◆ **SET PROBLEM**: Quote every entry word for word.

◆ **DATASET EXTRACT**:

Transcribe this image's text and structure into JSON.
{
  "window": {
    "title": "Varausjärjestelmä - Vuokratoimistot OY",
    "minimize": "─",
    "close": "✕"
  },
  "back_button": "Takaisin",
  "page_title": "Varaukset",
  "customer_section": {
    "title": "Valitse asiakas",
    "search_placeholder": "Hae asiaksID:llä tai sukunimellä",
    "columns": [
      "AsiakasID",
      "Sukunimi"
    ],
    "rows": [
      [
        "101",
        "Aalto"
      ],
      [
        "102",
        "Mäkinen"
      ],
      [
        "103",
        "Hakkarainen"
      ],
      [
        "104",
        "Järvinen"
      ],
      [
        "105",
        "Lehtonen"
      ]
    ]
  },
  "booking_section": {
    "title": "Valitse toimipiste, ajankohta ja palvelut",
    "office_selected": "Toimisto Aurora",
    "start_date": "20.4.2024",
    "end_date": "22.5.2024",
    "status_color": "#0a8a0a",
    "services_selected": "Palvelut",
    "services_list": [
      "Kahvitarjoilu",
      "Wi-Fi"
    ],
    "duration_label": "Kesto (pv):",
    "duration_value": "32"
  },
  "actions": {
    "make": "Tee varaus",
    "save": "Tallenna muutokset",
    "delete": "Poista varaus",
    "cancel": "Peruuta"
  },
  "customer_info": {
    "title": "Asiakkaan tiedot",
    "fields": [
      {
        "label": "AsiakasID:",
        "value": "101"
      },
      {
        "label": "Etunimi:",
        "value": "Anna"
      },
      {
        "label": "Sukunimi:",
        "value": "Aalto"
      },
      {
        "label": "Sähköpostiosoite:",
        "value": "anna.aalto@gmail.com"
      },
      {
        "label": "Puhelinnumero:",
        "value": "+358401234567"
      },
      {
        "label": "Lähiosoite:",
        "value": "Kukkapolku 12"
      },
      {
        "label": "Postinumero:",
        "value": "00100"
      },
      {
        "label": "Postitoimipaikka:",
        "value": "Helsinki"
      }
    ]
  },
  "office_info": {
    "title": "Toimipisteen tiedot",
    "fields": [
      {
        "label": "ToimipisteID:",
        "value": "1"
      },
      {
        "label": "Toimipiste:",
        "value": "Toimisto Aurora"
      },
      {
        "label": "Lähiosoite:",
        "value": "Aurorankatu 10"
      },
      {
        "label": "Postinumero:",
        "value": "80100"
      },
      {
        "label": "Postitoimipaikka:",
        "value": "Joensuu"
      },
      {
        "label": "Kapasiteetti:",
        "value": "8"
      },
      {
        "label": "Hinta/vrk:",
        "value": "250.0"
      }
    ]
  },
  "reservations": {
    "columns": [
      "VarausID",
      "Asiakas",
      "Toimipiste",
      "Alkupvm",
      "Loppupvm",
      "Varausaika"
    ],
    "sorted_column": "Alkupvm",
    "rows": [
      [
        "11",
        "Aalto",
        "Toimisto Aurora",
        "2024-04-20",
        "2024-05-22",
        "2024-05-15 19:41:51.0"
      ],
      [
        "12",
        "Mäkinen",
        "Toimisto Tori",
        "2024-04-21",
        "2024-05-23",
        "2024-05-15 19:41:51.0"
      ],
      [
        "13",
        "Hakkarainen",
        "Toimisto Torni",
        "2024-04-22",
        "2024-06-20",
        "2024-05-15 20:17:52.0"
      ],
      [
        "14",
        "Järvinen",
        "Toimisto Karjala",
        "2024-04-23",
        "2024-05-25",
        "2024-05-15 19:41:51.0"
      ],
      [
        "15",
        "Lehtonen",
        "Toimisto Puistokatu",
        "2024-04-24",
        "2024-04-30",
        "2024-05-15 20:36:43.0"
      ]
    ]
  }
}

◆ **FULL SOLUTION**:
Transcribe this image's text and structure into JSON.
{
  "window": {
    "title": "Varausjärjestelmä - Vuokratoimistot OY",
    "minimize": "─",
    "close": "✕"
  },
  "back_button": "Takaisin",
  "page_title": "Varaukset",
  "customer_section": {
    "title": "Valitse asiakas",
    "search_placeholder": "Hae asiaksID:llä tai sukunimellä",
    "columns": [
      "AsiakasID",
      "Sukunimi"
    ],
    "rows": [
      [
        "101",
        "Aalto"
      ],
      [
        "102",
        "Mäkinen"
      ],
      [
        "103",
        "Hakkarainen"
      ],
      [
        "104",
        "Järvinen"
      ],
      [
        "105",
        "Lehtonen"
      ]
    ]
  },
  "booking_section": {
    "title": "Valitse toimipiste, ajankohta ja palvelut",
    "office_selected": "Toimisto Aurora",
    "start_date": "20.4.2024",
    "end_date": "22.5.2024",
    "status_color": "#0a8a0a",
    "services_selected": "Palvelut",
    "services_list": [
      "Kahvitarjoilu",
      "Wi-Fi"
    ],
    "duration_label": "Kesto (pv):",
    "duration_value": "32"
  },
  "actions": {
    "make": "Tee varaus",
    "save": "Tallenna muutokset",
    "delete": "Poista varaus",
    "cancel": "Peruuta"
  },
  "customer_info": {
    "title": "Asiakkaan tiedot",
    "fields": [
      {
        "label": "AsiakasID:",
        "value": "101"
      },
      {
        "label": "Etunimi:",
        "value": "Anna"
      },
      {
        "label": "Sukunimi:",
        "value": "Aalto"
      },
      {
        "label": "Sähköpostiosoite:",
        "value": "anna.aalto@gmail.com"
      },
      {
        "label": "Puhelinnumero:",
        "value": "+358401234567"
      },
      {
        "label": "Lähiosoite:",
        "value": "Kukkapolku 12"
      },
      {
        "label": "Postinumero:",
        "value": "00100"
      },
      {
        "label": "Postitoimipaikka:",
        "value": "Helsinki"
      }
    ]
  },
  "office_info": {
    "title": "Toimipisteen tiedot",
    "fields": [
      {
        "label": "ToimipisteID:",
        "value": "1"
      },
      {
        "label": "Toimipiste:",
        "value": "Toimisto Aurora"
      },
      {
        "label": "Lähiosoite:",
        "value": "Aurorankatu 10"
      },
      {
        "label": "Postinumero:",
        "value": "80100"
      },
      {
        "label": "Postitoimipaikka:",
        "value": "Joensuu"
      },
      {
        "label": "Kapasiteetti:",
        "value": "8"
      },
      {
        "label": "Hinta/vrk:",
        "value": "250.0"
      }
    ]
  },
  "reservations": {
    "columns": [
      "VarausID",
      "Asiakas",
      "Toimipiste",
      "Alkupvm",
      "Loppupvm",
      "Varausaika"
    ],
    "sorted_column": "Alkupvm",
    "rows": [
      [
        "11",
        "Aalto",
        "Toimisto Aurora",
        "2024-04-20",
        "2024-05-22",
        "2024-05-15 19:41:51.0"
      ],
      [
        "12",
        "Mäkinen",
        "Toimisto Tori",
        "2024-04-21",
        "2024-05-23",
        "2024-05-15 19:41:51.0"
      ],
      [
        "13",
        "Hakkarainen",
        "Toimisto Torni",
        "2024-04-22",
        "2024-06-20",
        "2024-05-15 20:17:52.0"
      ],
      [
        "14",
        "Järvinen",
        "Toimisto Karjala",
        "2024-04-23",
        "2024-05-25",
        "2024-05-15 19:41:51.0"
      ],
      [
        "15",
        "Lehtonen",
        "Toimisto Puistokatu",
        "2024-04-24",
        "2024-04-30",
        "2024-05-15 20:36:43.0"
      ]
    ]
  }
}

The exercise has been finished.